→ DIRECTIVE
Pull every line of the entries that has the word "chữa".

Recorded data
_ _ _ _ _
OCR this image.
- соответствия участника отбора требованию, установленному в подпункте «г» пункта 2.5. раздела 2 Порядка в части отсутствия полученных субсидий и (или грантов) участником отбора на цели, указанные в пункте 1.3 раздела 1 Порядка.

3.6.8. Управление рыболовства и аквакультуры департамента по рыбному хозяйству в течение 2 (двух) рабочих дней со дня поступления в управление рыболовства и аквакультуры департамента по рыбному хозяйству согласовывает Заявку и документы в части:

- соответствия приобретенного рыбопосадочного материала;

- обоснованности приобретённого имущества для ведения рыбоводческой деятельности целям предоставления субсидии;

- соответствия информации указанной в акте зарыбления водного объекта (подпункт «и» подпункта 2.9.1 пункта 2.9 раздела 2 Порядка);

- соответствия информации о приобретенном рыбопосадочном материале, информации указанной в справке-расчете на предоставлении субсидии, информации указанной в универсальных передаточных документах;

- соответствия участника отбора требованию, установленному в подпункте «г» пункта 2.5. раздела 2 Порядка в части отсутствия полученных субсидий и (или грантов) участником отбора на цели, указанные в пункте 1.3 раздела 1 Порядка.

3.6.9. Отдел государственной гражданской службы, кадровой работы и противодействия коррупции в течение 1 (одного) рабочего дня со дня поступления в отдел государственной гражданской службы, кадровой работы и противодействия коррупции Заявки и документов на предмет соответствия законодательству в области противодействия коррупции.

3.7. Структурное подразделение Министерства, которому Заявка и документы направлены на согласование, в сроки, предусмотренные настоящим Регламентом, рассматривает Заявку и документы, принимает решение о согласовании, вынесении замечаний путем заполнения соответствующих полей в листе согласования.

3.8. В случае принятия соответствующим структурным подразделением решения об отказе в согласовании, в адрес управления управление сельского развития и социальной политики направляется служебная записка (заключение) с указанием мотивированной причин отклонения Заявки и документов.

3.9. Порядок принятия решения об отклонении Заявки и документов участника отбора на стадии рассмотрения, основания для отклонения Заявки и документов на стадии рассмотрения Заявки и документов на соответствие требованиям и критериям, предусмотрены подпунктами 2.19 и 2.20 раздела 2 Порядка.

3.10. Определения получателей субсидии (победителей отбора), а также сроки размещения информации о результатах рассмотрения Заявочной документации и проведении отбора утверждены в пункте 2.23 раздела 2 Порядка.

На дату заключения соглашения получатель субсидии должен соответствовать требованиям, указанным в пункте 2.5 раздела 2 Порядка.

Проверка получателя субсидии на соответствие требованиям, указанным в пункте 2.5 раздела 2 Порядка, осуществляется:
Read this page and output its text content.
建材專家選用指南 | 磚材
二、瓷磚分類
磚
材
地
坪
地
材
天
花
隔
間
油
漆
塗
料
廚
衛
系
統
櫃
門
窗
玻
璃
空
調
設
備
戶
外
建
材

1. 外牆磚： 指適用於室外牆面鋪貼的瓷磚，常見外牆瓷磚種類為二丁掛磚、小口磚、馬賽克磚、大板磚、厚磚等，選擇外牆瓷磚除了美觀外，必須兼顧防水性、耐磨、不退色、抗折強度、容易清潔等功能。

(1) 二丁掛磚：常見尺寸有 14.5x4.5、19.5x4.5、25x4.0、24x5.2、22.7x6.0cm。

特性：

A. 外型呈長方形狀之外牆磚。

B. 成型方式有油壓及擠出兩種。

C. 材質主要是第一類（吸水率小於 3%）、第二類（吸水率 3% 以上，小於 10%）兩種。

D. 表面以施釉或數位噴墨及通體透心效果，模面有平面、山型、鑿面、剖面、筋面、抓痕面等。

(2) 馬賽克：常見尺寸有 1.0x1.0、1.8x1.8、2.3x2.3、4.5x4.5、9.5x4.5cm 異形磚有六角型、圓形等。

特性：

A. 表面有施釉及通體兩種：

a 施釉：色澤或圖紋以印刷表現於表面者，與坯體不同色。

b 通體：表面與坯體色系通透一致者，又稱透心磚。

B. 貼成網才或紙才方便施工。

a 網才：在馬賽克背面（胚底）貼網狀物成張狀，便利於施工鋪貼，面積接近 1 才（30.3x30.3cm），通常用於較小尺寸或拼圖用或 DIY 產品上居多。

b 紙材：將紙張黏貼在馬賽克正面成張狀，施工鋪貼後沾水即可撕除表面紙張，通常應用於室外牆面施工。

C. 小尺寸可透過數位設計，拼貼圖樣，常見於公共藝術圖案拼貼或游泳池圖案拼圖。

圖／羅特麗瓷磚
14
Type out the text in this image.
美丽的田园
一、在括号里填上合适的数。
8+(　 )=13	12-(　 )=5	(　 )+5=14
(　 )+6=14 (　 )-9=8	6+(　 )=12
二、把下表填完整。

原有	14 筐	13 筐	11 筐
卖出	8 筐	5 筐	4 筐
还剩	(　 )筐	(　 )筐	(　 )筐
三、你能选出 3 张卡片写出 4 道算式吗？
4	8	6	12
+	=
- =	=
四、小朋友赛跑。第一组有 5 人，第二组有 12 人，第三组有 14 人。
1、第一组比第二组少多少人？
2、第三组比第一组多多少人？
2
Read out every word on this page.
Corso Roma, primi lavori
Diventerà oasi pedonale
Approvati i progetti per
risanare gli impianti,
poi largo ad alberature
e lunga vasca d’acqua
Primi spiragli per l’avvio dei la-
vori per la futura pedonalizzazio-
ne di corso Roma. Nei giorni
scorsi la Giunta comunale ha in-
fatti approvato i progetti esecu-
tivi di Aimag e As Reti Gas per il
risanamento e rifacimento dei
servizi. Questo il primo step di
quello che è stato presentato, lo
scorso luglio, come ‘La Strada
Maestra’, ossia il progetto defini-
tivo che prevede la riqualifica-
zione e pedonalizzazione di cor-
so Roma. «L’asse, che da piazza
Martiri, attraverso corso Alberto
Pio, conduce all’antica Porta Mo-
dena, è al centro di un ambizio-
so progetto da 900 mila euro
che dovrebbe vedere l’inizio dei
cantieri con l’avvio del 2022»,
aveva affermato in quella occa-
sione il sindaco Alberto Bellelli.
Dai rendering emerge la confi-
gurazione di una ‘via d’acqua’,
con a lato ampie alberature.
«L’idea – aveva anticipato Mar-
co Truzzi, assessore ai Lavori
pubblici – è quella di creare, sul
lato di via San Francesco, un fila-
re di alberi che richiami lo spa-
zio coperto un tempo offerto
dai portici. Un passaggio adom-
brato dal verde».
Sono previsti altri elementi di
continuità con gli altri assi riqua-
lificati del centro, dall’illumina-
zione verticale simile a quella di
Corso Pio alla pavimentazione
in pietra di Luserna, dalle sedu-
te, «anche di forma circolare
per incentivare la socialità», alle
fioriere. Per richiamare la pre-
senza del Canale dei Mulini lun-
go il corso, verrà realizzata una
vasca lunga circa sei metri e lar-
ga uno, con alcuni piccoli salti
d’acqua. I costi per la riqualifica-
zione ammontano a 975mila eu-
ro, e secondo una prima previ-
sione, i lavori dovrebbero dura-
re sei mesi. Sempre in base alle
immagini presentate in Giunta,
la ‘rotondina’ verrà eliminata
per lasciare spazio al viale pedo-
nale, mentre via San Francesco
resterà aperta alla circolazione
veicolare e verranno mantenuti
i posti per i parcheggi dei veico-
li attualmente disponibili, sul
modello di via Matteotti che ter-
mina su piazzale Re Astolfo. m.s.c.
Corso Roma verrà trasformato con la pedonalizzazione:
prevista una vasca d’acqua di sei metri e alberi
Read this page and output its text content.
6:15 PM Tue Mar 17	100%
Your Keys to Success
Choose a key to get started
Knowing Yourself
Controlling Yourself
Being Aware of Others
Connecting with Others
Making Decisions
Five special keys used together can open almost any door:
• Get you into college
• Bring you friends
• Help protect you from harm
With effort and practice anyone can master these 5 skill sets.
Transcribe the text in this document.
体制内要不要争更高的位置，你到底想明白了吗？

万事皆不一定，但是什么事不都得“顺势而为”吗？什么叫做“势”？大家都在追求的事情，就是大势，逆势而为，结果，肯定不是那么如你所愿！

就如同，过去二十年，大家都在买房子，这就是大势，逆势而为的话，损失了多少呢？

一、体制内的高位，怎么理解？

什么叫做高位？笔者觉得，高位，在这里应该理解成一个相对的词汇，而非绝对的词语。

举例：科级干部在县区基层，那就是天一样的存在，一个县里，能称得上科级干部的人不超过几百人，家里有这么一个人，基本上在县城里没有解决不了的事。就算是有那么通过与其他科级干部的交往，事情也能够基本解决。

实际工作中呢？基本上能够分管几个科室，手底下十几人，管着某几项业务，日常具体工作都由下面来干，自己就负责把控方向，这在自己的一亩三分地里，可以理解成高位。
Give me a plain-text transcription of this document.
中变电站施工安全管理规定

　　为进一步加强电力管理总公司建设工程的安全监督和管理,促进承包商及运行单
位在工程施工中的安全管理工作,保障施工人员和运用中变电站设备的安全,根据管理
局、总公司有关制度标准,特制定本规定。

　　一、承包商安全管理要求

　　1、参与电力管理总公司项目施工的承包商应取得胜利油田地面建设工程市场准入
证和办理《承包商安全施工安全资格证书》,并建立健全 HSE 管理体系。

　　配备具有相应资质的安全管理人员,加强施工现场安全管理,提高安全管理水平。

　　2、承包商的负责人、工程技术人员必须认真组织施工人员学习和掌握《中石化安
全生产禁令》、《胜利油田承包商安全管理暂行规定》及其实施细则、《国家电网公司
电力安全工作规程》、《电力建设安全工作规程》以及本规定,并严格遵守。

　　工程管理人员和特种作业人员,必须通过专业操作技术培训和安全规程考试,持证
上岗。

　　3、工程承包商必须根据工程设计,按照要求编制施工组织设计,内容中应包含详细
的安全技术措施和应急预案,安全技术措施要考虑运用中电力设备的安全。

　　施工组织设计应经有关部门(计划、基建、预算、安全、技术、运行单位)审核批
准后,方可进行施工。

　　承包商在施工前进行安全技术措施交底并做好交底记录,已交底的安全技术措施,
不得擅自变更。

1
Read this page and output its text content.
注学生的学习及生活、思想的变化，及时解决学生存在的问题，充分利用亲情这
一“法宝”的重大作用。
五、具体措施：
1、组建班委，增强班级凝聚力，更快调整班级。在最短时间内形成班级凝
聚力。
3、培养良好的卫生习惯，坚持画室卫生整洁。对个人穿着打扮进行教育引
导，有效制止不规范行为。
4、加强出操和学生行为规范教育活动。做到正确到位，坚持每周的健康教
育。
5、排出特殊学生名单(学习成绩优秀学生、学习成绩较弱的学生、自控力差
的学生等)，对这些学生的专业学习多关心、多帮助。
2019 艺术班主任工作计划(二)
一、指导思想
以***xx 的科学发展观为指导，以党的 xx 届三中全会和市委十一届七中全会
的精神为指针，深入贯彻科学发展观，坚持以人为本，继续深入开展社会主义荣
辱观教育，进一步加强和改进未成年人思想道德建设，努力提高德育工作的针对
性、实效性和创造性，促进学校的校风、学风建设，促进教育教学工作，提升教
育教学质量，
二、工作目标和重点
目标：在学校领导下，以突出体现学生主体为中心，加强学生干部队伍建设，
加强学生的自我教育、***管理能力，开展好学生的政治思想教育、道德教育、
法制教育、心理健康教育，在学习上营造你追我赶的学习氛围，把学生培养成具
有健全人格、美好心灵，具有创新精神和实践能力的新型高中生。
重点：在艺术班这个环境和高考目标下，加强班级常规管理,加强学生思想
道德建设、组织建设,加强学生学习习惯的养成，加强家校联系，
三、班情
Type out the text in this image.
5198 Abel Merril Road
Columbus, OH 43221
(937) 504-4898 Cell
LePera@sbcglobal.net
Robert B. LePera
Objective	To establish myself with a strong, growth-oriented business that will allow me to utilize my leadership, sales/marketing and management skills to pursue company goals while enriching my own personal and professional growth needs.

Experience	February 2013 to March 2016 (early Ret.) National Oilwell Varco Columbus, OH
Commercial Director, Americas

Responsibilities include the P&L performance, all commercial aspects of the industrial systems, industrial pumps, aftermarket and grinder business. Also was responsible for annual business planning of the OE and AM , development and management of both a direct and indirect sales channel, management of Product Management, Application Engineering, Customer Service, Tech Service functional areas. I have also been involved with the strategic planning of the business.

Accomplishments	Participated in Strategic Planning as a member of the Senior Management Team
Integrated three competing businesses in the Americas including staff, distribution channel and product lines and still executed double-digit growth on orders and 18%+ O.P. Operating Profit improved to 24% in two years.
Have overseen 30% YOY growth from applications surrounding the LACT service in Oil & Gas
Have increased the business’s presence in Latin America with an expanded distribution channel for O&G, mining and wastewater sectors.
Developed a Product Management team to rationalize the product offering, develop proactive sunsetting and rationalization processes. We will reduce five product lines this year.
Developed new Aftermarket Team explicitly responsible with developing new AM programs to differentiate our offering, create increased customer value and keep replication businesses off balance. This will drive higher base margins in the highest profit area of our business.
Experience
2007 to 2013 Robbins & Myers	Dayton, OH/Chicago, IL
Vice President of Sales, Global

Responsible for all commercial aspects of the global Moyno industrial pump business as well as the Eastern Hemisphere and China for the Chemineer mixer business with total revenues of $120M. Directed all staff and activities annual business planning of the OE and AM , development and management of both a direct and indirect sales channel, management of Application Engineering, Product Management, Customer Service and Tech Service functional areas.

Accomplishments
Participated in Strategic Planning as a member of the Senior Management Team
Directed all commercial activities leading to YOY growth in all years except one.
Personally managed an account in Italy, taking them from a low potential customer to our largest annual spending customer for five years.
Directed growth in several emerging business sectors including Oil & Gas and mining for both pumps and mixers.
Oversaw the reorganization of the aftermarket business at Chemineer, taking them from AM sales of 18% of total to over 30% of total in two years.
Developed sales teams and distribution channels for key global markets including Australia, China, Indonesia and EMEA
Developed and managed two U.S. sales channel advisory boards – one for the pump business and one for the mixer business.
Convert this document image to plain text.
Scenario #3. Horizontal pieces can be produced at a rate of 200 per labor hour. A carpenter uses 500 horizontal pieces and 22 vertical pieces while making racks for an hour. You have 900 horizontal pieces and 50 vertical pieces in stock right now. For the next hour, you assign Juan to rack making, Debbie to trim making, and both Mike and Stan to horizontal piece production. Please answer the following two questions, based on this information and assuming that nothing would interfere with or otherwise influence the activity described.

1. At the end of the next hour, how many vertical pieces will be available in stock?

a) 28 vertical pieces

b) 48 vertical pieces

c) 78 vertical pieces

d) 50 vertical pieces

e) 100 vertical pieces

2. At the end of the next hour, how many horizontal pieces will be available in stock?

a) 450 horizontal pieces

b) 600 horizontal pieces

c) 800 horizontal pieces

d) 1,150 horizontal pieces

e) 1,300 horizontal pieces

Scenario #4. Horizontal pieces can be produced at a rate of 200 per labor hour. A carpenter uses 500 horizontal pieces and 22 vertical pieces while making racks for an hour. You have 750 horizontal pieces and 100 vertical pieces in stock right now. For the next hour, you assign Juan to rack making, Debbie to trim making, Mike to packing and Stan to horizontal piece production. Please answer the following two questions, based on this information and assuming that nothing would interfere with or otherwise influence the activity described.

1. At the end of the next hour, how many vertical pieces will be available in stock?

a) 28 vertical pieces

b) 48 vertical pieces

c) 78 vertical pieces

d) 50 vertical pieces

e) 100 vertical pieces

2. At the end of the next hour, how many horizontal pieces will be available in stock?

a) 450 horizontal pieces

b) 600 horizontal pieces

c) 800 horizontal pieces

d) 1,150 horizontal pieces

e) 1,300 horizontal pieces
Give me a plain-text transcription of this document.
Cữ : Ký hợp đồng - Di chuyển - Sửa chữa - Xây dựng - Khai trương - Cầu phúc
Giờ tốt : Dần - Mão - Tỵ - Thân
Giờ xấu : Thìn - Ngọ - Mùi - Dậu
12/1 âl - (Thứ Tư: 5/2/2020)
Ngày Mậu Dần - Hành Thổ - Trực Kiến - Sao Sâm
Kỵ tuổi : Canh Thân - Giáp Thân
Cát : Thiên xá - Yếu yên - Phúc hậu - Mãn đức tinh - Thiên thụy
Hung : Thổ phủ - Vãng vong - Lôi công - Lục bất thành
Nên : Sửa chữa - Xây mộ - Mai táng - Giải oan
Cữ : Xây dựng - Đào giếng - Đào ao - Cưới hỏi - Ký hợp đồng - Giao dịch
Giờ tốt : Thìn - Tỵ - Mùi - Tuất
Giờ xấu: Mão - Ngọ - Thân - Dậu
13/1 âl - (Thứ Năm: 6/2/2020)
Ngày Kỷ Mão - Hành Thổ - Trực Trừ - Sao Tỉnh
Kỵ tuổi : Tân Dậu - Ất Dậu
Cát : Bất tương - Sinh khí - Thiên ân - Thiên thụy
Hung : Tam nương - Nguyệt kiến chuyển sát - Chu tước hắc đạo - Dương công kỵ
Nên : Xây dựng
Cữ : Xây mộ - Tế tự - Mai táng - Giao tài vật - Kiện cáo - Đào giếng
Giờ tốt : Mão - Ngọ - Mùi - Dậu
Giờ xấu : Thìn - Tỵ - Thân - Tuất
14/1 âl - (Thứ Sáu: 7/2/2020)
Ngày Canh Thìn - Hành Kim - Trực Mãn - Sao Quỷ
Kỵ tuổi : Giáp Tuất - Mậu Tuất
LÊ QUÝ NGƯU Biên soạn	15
_ _ _ _ _
→ ANSWER IN FULL
Cữ : Ký hợp đồng - Di chuyển - Sửa chữa - Xây dựng - Khai trương - Cầu phúc
Nên : Sửa chữa - Xây mộ - Mai táng - Giải oan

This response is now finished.